===== MATERIALS PROVIDED =====

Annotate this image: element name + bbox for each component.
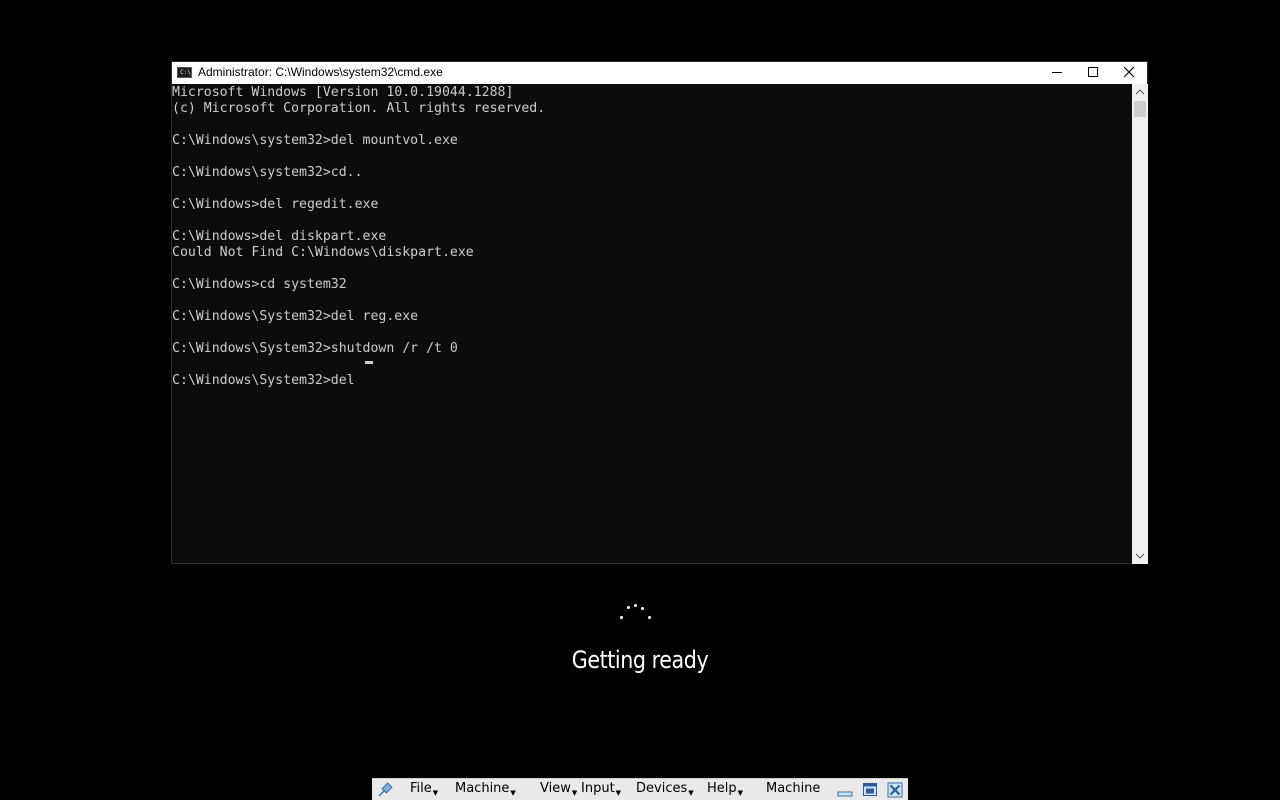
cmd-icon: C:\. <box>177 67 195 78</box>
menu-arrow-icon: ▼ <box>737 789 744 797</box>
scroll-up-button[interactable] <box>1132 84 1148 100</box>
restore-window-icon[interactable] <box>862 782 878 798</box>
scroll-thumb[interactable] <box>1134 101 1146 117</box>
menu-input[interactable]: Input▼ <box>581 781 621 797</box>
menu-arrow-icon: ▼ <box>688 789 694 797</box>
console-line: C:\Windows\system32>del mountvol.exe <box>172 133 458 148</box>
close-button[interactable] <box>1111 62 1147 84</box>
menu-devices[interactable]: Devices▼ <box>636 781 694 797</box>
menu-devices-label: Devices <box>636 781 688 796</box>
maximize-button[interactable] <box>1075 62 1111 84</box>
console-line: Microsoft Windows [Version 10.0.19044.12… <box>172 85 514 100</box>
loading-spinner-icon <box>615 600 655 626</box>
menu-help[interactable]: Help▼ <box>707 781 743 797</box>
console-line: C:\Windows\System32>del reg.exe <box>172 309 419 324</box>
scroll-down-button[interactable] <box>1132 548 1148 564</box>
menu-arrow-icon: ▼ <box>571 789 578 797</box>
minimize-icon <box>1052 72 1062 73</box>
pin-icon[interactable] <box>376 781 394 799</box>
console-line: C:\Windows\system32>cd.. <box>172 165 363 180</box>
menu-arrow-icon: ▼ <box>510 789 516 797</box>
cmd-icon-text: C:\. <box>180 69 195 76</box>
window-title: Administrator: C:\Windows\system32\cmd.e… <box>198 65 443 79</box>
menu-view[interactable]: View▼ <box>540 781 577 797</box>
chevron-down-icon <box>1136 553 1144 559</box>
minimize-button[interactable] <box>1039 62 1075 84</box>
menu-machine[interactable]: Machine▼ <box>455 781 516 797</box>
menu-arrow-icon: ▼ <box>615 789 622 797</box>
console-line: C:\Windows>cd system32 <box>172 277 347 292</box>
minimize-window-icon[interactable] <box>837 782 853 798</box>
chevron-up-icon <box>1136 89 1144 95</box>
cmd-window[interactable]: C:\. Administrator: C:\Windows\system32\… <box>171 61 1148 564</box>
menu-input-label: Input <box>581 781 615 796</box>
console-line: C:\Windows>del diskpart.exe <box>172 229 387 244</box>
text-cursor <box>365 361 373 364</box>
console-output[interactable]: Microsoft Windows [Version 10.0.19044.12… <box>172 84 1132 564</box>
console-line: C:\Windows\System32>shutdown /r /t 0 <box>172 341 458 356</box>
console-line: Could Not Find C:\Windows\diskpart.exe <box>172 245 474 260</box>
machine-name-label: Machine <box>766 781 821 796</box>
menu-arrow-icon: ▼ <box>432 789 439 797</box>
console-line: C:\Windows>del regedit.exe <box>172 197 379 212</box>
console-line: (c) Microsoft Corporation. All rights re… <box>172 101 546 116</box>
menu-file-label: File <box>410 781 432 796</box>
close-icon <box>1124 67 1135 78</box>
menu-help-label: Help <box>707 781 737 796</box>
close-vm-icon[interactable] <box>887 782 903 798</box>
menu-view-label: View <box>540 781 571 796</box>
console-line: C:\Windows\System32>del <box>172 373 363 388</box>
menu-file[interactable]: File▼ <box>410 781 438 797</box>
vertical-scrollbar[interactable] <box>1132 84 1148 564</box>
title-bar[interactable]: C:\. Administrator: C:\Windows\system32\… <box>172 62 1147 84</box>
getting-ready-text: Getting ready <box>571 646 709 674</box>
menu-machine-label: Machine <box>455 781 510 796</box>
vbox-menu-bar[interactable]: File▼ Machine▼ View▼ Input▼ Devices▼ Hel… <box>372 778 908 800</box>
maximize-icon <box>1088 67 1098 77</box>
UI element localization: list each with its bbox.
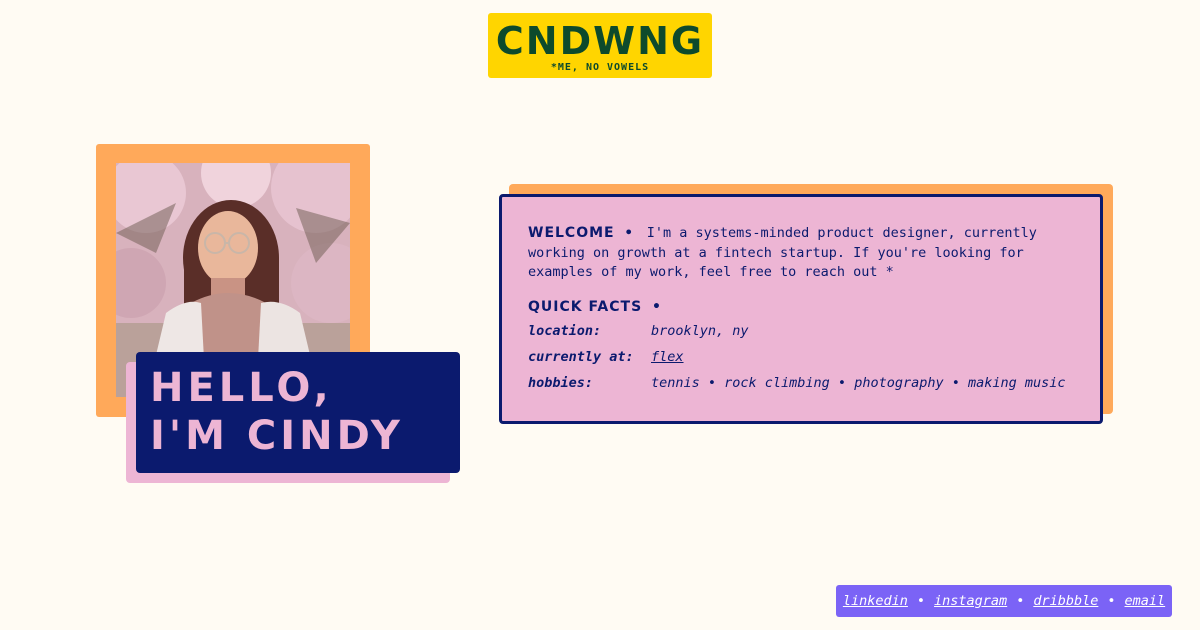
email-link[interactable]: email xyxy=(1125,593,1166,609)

=====

Reproduce the lines above with every occurrence of "menu-arrow-icon" replaced by "dropdown-arrow-icon" and all else unchanged. Omit the pictures.

■ EXERCISE OUTPUT ■
Annotate this image: element name + bbox for each component.
cmd-icon: C:\. <box>177 67 195 78</box>
dropdown-arrow-icon: ▼ <box>737 789 744 797</box>
scroll-up-button[interactable] <box>1132 84 1148 100</box>
restore-window-icon[interactable] <box>862 782 878 798</box>
scroll-thumb[interactable] <box>1134 101 1146 117</box>
menu-input[interactable]: Input▼ <box>581 781 621 797</box>
dropdown-arrow-icon: ▼ <box>688 789 694 797</box>
console-line: C:\Windows\system32>del mountvol.exe <box>172 133 458 148</box>
close-button[interactable] <box>1111 62 1147 84</box>
menu-devices[interactable]: Devices▼ <box>636 781 694 797</box>
menu-devices-label: Devices <box>636 781 688 796</box>
maximize-button[interactable] <box>1075 62 1111 84</box>
console-line: Microsoft Windows [Version 10.0.19044.12… <box>172 85 514 100</box>
loading-spinner-icon <box>615 600 655 626</box>
menu-help[interactable]: Help▼ <box>707 781 743 797</box>
console-line: C:\Windows\System32>del reg.exe <box>172 309 419 324</box>
scroll-down-button[interactable] <box>1132 548 1148 564</box>
dropdown-arrow-icon: ▼ <box>571 789 578 797</box>
minimize-icon <box>1052 72 1062 73</box>
pin-icon[interactable] <box>376 781 394 799</box>
console-line: C:\Windows\system32>cd.. <box>172 165 363 180</box>
dropdown-arrow-icon: ▼ <box>510 789 516 797</box>
cmd-icon-text: C:\. <box>180 69 195 76</box>
window-title: Administrator: C:\Windows\system32\cmd.e… <box>198 65 443 79</box>
menu-view[interactable]: View▼ <box>540 781 577 797</box>
chevron-down-icon <box>1136 553 1144 559</box>
minimize-button[interactable] <box>1039 62 1075 84</box>
menu-machine[interactable]: Machine▼ <box>455 781 516 797</box>
dropdown-arrow-icon: ▼ <box>615 789 622 797</box>
console-line: C:\Windows>cd system32 <box>172 277 347 292</box>
minimize-window-icon[interactable] <box>837 782 853 798</box>
chevron-up-icon <box>1136 89 1144 95</box>
cmd-window[interactable]: C:\. Administrator: C:\Windows\system32\… <box>171 61 1148 564</box>
menu-input-label: Input <box>581 781 615 796</box>
console-line: C:\Windows>del diskpart.exe <box>172 229 387 244</box>
text-cursor <box>365 361 373 364</box>
console-output[interactable]: Microsoft Windows [Version 10.0.19044.12… <box>172 84 1132 564</box>
console-line: C:\Windows\System32>shutdown /r /t 0 <box>172 341 458 356</box>
console-line: Could Not Find C:\Windows\diskpart.exe <box>172 245 474 260</box>
machine-name-label: Machine <box>766 781 821 796</box>
dropdown-arrow-icon: ▼ <box>432 789 439 797</box>
console-line: C:\Windows>del regedit.exe <box>172 197 379 212</box>
console-line: (c) Microsoft Corporation. All rights re… <box>172 101 546 116</box>
menu-file-label: File <box>410 781 432 796</box>
close-icon <box>1124 67 1135 78</box>
menu-help-label: Help <box>707 781 737 796</box>
close-vm-icon[interactable] <box>887 782 903 798</box>
menu-view-label: View <box>540 781 571 796</box>
console-line: C:\Windows\System32>del <box>172 373 363 388</box>
menu-file[interactable]: File▼ <box>410 781 438 797</box>
vertical-scrollbar[interactable] <box>1132 84 1148 564</box>
title-bar[interactable]: C:\. Administrator: C:\Windows\system32\… <box>172 62 1147 84</box>
getting-ready-text: Getting ready <box>571 646 709 674</box>
menu-machine-label: Machine <box>455 781 510 796</box>
vbox-menu-bar[interactable]: File▼ Machine▼ View▼ Input▼ Devices▼ Hel… <box>372 778 908 800</box>
maximize-icon <box>1088 67 1098 77</box>
UI element localization: list each with its bbox.
email-link[interactable]: email xyxy=(1125,593,1166,609)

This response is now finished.